**Set task:** Reproduce all the entries precisely.

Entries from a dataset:
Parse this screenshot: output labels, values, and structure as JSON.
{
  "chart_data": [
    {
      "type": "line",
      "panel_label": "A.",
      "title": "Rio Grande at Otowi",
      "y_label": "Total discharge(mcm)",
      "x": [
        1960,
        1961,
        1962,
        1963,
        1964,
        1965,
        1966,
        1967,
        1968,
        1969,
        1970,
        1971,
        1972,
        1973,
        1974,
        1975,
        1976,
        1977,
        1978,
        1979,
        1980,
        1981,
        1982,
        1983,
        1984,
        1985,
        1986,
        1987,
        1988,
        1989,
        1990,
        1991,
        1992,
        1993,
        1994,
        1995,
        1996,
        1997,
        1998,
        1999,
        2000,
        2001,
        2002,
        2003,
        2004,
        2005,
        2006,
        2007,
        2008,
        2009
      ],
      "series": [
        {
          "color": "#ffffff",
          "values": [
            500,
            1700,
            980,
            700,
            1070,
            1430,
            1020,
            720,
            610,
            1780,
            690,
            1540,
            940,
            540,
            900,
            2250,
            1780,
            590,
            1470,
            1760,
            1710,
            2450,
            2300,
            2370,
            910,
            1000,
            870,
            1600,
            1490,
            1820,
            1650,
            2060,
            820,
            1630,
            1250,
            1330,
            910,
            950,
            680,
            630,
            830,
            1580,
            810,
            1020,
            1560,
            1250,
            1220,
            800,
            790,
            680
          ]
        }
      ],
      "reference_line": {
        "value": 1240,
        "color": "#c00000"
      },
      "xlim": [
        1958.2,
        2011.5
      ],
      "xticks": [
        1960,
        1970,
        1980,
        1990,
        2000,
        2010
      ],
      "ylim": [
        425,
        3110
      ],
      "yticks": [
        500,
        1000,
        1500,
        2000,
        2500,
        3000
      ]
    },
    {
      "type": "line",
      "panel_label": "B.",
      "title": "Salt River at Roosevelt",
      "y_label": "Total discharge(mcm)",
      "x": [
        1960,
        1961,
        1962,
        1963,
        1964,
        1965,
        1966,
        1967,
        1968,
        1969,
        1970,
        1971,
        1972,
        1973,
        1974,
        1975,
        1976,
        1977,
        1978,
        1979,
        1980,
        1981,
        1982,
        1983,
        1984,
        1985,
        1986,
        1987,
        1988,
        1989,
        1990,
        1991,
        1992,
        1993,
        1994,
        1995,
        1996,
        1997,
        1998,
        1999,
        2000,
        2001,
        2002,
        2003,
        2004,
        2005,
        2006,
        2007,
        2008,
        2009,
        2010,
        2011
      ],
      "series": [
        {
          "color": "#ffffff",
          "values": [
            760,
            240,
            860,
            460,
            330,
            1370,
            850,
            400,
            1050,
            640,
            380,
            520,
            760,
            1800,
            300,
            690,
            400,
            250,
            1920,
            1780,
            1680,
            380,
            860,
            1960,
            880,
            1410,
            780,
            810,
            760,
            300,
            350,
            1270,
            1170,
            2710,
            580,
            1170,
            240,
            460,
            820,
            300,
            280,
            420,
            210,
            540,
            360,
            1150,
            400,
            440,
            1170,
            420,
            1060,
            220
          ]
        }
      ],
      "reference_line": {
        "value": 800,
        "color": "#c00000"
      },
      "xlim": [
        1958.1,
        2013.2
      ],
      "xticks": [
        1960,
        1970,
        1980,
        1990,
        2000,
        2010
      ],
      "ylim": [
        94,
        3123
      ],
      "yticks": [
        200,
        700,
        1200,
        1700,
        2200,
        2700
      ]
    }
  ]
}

**Result of the task:**
Parse this screenshot: output labels, values, and structure as JSON.
{
  "chart_data": [
    {
      "type": "line",
      "panel_label": "A.",
      "title": "Rio Grande at Otowi",
      "y_label": "Total discharge(mcm)",
      "x": [
        1960,
        1961,
        1962,
        1963,
        1964,
        1965,
        1966,
        1967,
        1968,
        1969,
        1970,
        1971,
        1972,
        1973,
        1974,
        1975,
        1976,
        1977,
        1978,
        1979,
        1980,
        1981,
        1982,
        1983,
        1984,
        1985,
        1986,
        1987,
        1988,
        1989,
        1990,
        1991,
        1992,
        1993,
        1994,
        1995,
        1996,
        1997,
        1998,
        1999,
        2000,
        2001,
        2002,
        2003,
        2004,
        2005,
        2006,
        2007,
        2008,
        2009
      ],
      "series": [
        {
          "color": "#ffffff",
          "values": [
            500,
            1700,
            980,
            700,
            1070,
            1430,
            1020,
            720,
            610,
            1780,
            690,
            1540,
            940,
            540,
            900,
            2250,
            1780,
            590,
            1470,
            1760,
            1710,
            2450,
            2300,
            2370,
            910,
            1000,
            870,
            1600,
            1490,
            1820,
            1650,
            2060,
            820,
            1630,
            1250,
            1330,
            910,
            950,
            680,
            630,
            830,
            1580,
            810,
            1020,
            1560,
            1250,
            1220,
            800,
            790,
            680
          ]
        }
      ],
      "reference_line": {
        "value": 1240,
        "color": "#c00000"
      },
      "xlim": [
        1958.2,
        2011.5
      ],
      "xticks": [
        1960,
        1970,
        1980,
        1990,
        2000,
        2010
      ],
      "ylim": [
        425,
        3110
      ],
      "yticks": [
        500,
        1000,
        1500,
        2000,
        2500,
        3000
      ]
    },
    {
      "type": "line",
      "panel_label": "B.",
      "title": "Salt River at Roosevelt",
      "y_label": "Total discharge(mcm)",
      "x": [
        1960,
        1961,
        1962,
        1963,
        1964,
        1965,
        1966,
        1967,
        1968,
        1969,
        1970,
        1971,
        1972,
        1973,
        1974,
        1975,
        1976,
        1977,
        1978,
        1979,
        1980,
        1981,
        1982,
        1983,
        1984,
        1985,
        1986,
        1987,
        1988,
        1989,
        1990,
        1991,
        1992,
        1993,
        1994,
        1995,
        1996,
        1997,
        1998,
        1999,
        2000,
        2001,
        2002,
        2003,
        2004,
        2005,
        2006,
        2007,
        2008,
        2009,
        2010,
        2011
      ],
      "series": [
        {
          "color": "#ffffff",
          "values": [
            760,
            240,
            860,
            460,
            330,
            1370,
            850,
            400,
            1050,
            640,
            380,
            520,
            760,
            1800,
            300,
            690,
            400,
            250,
            1920,
            1780,
            1680,
            380,
            860,
            1960,
            880,
            1410,
            780,
            810,
            760,
            300,
            350,
            1270,
            1170,
            2710,
            580,
            1170,
            240,
            460,
            820,
            300,
            280,
            420,
            210,
            540,
            360,
            1150,
            400,
            440,
            1170,
            420,
            1060,
            220
          ]
        }
      ],
      "reference_line": {
        "value": 800,
        "color": "#c00000"
      },
      "xlim": [
        1958.1,
        2013.2
      ],
      "xticks": [
        1960,
        1970,
        1980,
        1990,
        2000,
        2010
      ],
      "ylim": [
        94,
        3123
      ],
      "yticks": [
        200,
        700,
        1200,
        1700,
        2200,
        2700
      ]
    }
  ]
}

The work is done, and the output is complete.